> What you need to do:
Output the material word for word. Leave each picture out.

Items from a dataset
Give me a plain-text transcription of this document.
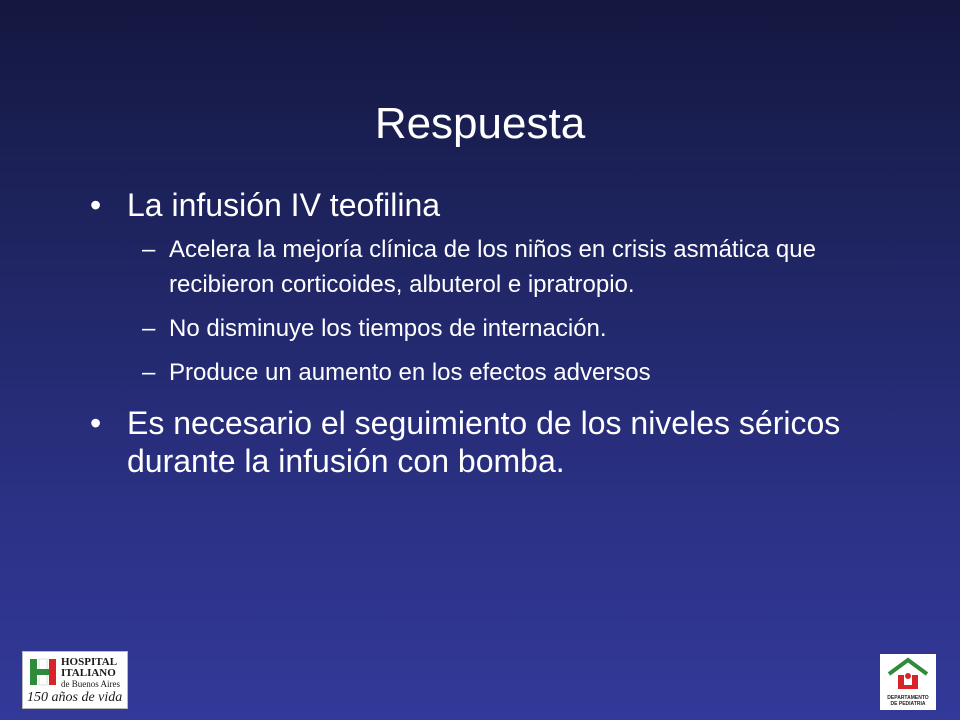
Respuesta

• La infusión IV teofilina

– Acelera la mejoría clínica de los niños en crisis asmática que recibieron corticoides, albuterol e ipratropio.

– No disminuye los tiempos de internación.

– Produce un aumento en los efectos adversos

• Es necesario el seguimiento de los niveles séricos durante la infusión con bomba.

HOSPITAL
ITALIANO
de Buenos Aires
150 años de vida	DEPARTAMENTO
DE PEDIATRIA
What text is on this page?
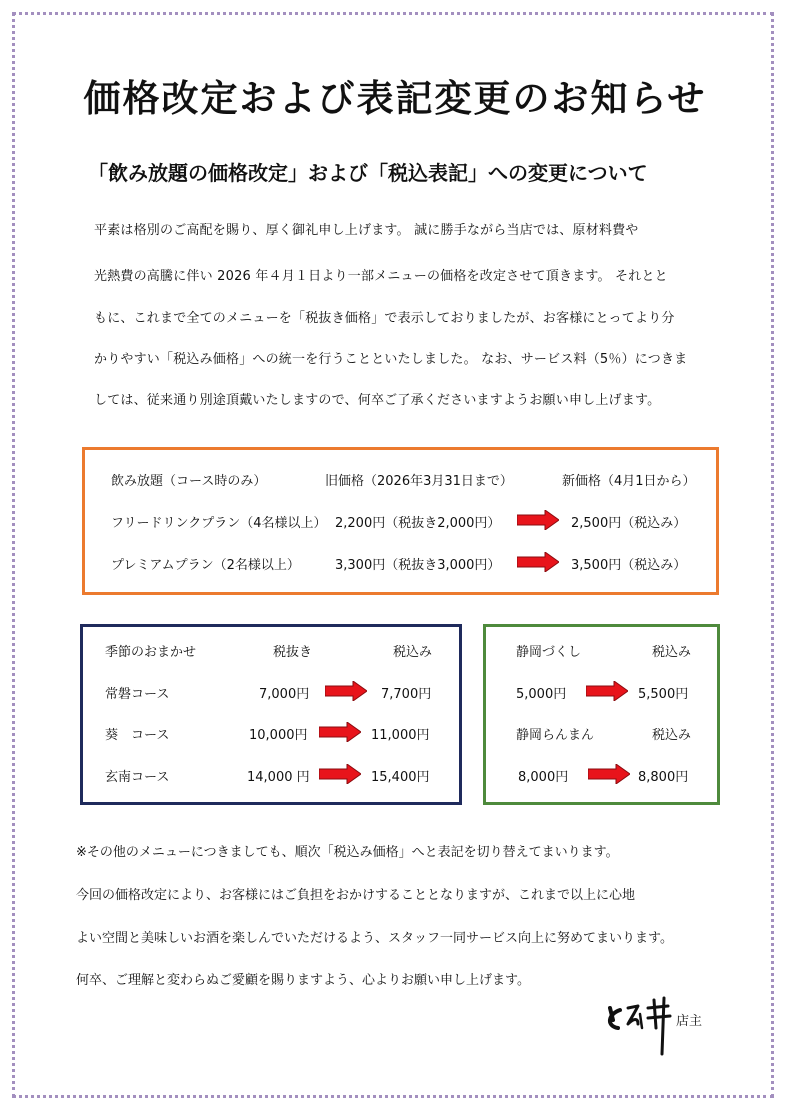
価格改定および表記変更のお知らせ
「飲み放題の価格改定」および「税込表記」への変更について
平素は格別のご高配を賜り、厚く御礼申し上げます。 誠に勝手ながら当店では、原材料費や
光熱費の高騰に伴い 2026 年４月１日より一部メニューの価格を改定させて頂きます。 それとと
もに、これまで全てのメニューを「税抜き価格」で表示しておりましたが、お客様にとってより分
かりやすい「税込み価格」への統一を行うことといたしました。 なお、サービス料（5％）につきま
しては、従来通り別途頂戴いたしますので、何卒ご了承くださいますようお願い申し上げます。
飲み放題（コース時のみ）	旧価格（2026年3月31日まで）	新価格（4月1日から）
フリードリンクプラン（4名様以上） 2,200円（税抜き2,000円）	2,500円（税込み）
プレミアムプラン（2名様以上）	3,300円（税抜き3,000円）	3,500円（税込み）
季節のおまかせ	税抜き	税込み
常磐コース	7,000円	7,700円
葵　コース	10,000円	11,000円
玄南コース	14,000 円	15,400円
静岡づくし	税込み
5,000円	5,500円
静岡らんまん	税込み
8,000円	8,800円
※その他のメニューにつきましても、順次「税込み価格」へと表記を切り替えてまいります。
今回の価格改定により、お客様にはご負担をおかけすることとなりますが、これまで以上に心地
よい空間と美味しいお酒を楽しんでいただけるよう、スタッフ一同サービス向上に努めてまいります。
何卒、ご理解と変わらぬご愛顧を賜りますよう、心よりお願い申し上げます。
店主
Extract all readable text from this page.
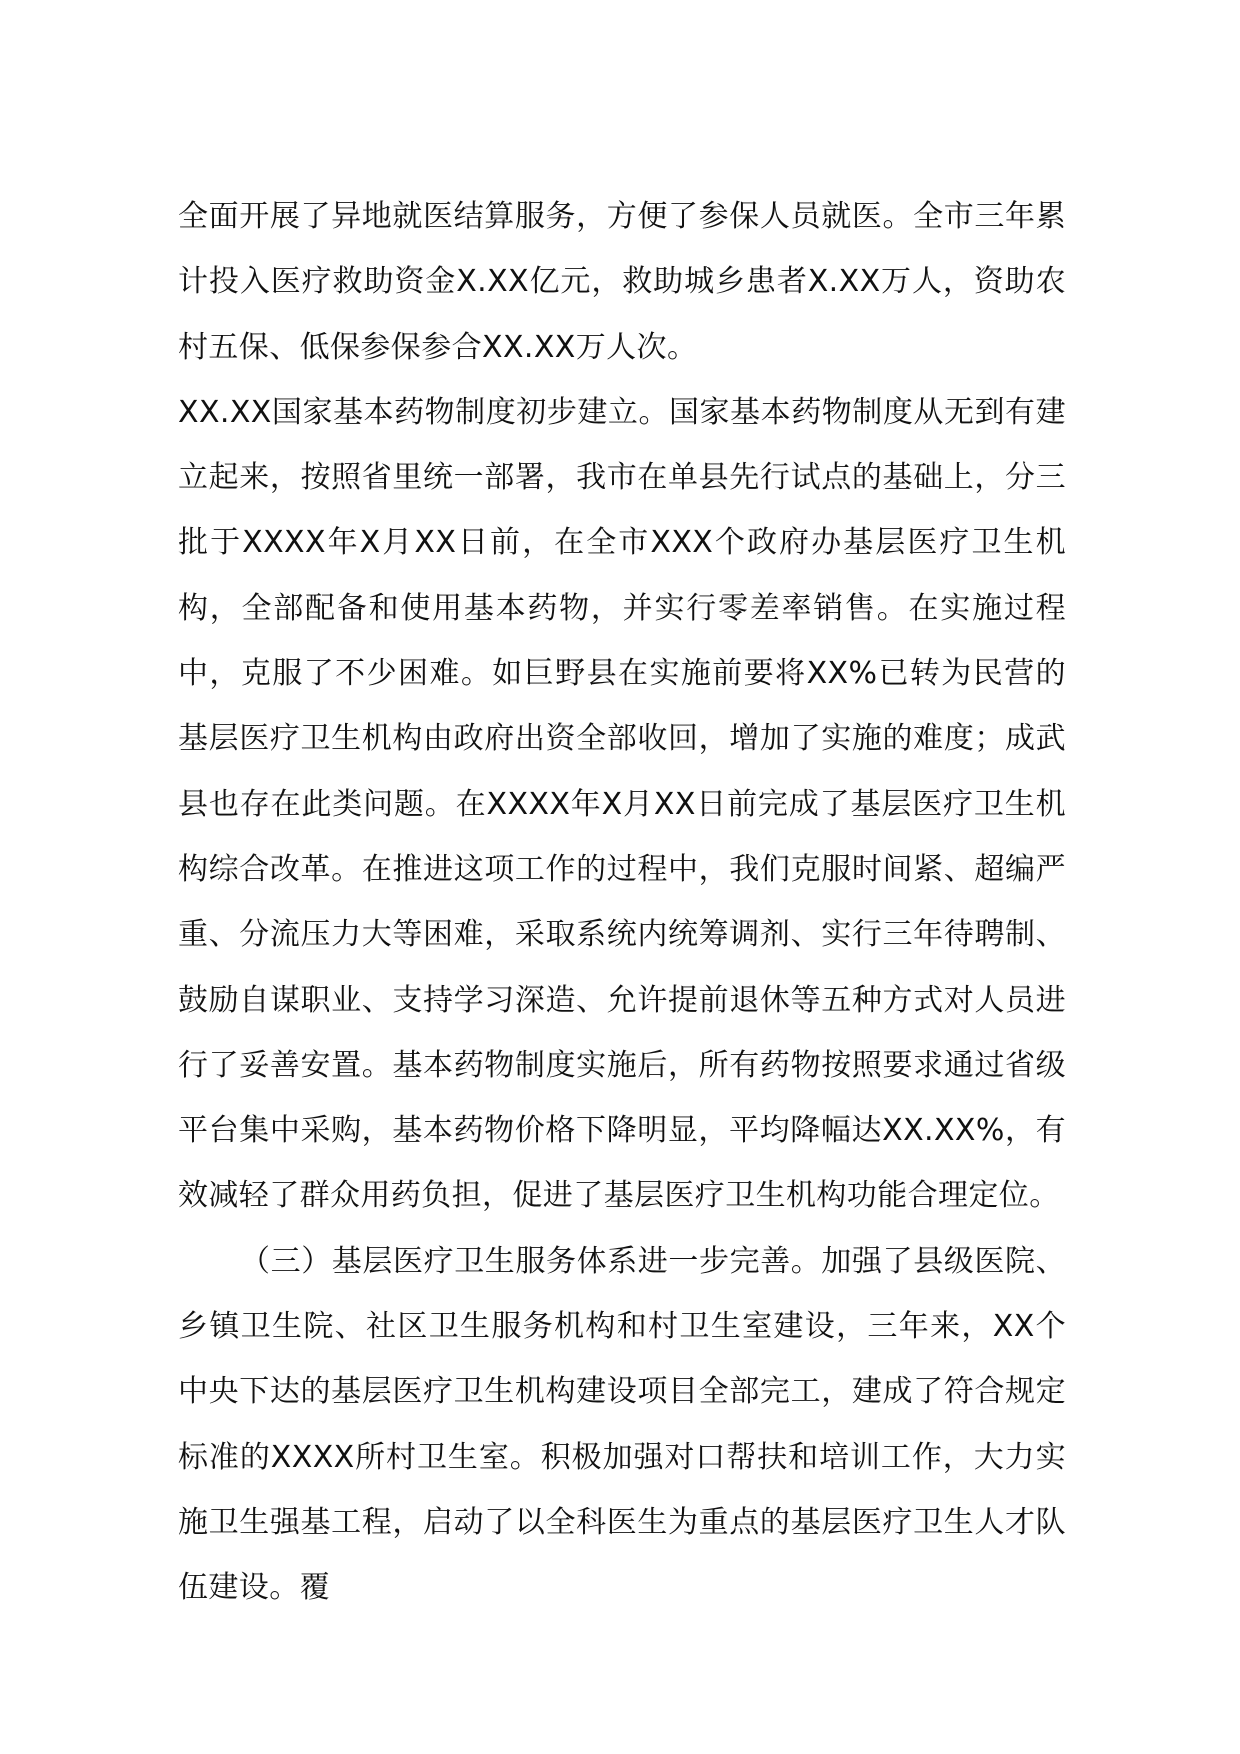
全面开展了异地就医结算服务，方便了参保人员就医。全市三年累计投入医疗救助资金X.XX亿元，救助城乡患者X.XX万人，资助农村五保、低保参保参合XX.XX万人次。

XX.XX国家基本药物制度初步建立。国家基本药物制度从无到有建立起来，按照省里统一部署，我市在单县先行试点的基础上，分三批于XXXX年X月XX日前，在全市XXX个政府办基层医疗卫生机构，全部配备和使用基本药物，并实行零差率销售。在实施过程中，克服了不少困难。如巨野县在实施前要将XX%已转为民营的基层医疗卫生机构由政府出资全部收回，增加了实施的难度；成武县也存在此类问题。在XXXX年X月XX日前完成了基层医疗卫生机构综合改革。在推进这项工作的过程中，我们克服时间紧、超编严重、分流压力大等困难，采取系统内统筹调剂、实行三年待聘制、鼓励自谋职业、支持学习深造、允许提前退休等五种方式对人员进行了妥善安置。基本药物制度实施后，所有药物按照要求通过省级平台集中采购，基本药物价格下降明显，平均降幅达XX.XX%，有效减轻了群众用药负担，促进了基层医疗卫生机构功能合理定位。

（三）基层医疗卫生服务体系进一步完善。加强了县级医院、乡镇卫生院、社区卫生服务机构和村卫生室建设，三年来，XX个中央下达的基层医疗卫生机构建设项目全部完工，建成了符合规定标准的XXXX所村卫生室。积极加强对口帮扶和培训工作，大力实施卫生强基工程，启动了以全科医生为重点的基层医疗卫生人才队伍建设。覆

> Task result:
Give me a plain-text transcription of this document.
Respuesta

• La infusión IV teofilina

– Acelera la mejoría clínica de los niños en crisis asmática que recibieron corticoides, albuterol e ipratropio.

– No disminuye los tiempos de internación.

– Produce un aumento en los efectos adversos

• Es necesario el seguimiento de los niveles séricos durante la infusión con bomba.

HOSPITAL
ITALIANO
de Buenos Aires
150 años de vida	DEPARTAMENTO
DE PEDIATRIA
What text is on this page?
価格改定および表記変更のお知らせ
「飲み放題の価格改定」および「税込表記」への変更について
平素は格別のご高配を賜り、厚く御礼申し上げます。 誠に勝手ながら当店では、原材料費や
光熱費の高騰に伴い 2026 年４月１日より一部メニューの価格を改定させて頂きます。 それとと
もに、これまで全てのメニューを「税抜き価格」で表示しておりましたが、お客様にとってより分
かりやすい「税込み価格」への統一を行うことといたしました。 なお、サービス料（5％）につきま
しては、従来通り別途頂戴いたしますので、何卒ご了承くださいますようお願い申し上げます。
飲み放題（コース時のみ）	旧価格（2026年3月31日まで）	新価格（4月1日から）
フリードリンクプラン（4名様以上） 2,200円（税抜き2,000円）	2,500円（税込み）
プレミアムプラン（2名様以上）	3,300円（税抜き3,000円）	3,500円（税込み）
季節のおまかせ	税抜き	税込み
常磐コース	7,000円	7,700円
葵　コース	10,000円	11,000円
玄南コース	14,000 円	15,400円
静岡づくし	税込み
5,000円	5,500円
静岡らんまん	税込み
8,000円	8,800円
※その他のメニューにつきましても、順次「税込み価格」へと表記を切り替えてまいります。
今回の価格改定により、お客様にはご負担をおかけすることとなりますが、これまで以上に心地
よい空間と美味しいお酒を楽しんでいただけるよう、スタッフ一同サービス向上に努めてまいります。
何卒、ご理解と変わらぬご愛顧を賜りますよう、心よりお願い申し上げます。
店主
Extract all readable text from this page.
全面开展了异地就医结算服务，方便了参保人员就医。全市三年累计投入医疗救助资金X.XX亿元，救助城乡患者X.XX万人，资助农村五保、低保参保参合XX.XX万人次。

XX.XX国家基本药物制度初步建立。国家基本药物制度从无到有建立起来，按照省里统一部署，我市在单县先行试点的基础上，分三批于XXXX年X月XX日前，在全市XXX个政府办基层医疗卫生机构，全部配备和使用基本药物，并实行零差率销售。在实施过程中，克服了不少困难。如巨野县在实施前要将XX%已转为民营的基层医疗卫生机构由政府出资全部收回，增加了实施的难度；成武县也存在此类问题。在XXXX年X月XX日前完成了基层医疗卫生机构综合改革。在推进这项工作的过程中，我们克服时间紧、超编严重、分流压力大等困难，采取系统内统筹调剂、实行三年待聘制、鼓励自谋职业、支持学习深造、允许提前退休等五种方式对人员进行了妥善安置。基本药物制度实施后，所有药物按照要求通过省级平台集中采购，基本药物价格下降明显，平均降幅达XX.XX%，有效减轻了群众用药负担，促进了基层医疗卫生机构功能合理定位。

（三）基层医疗卫生服务体系进一步完善。加强了县级医院、乡镇卫生院、社区卫生服务机构和村卫生室建设，三年来，XX个中央下达的基层医疗卫生机构建设项目全部完工，建成了符合规定标准的XXXX所村卫生室。积极加强对口帮扶和培训工作，大力实施卫生强基工程，启动了以全科医生为重点的基层医疗卫生人才队伍建设。覆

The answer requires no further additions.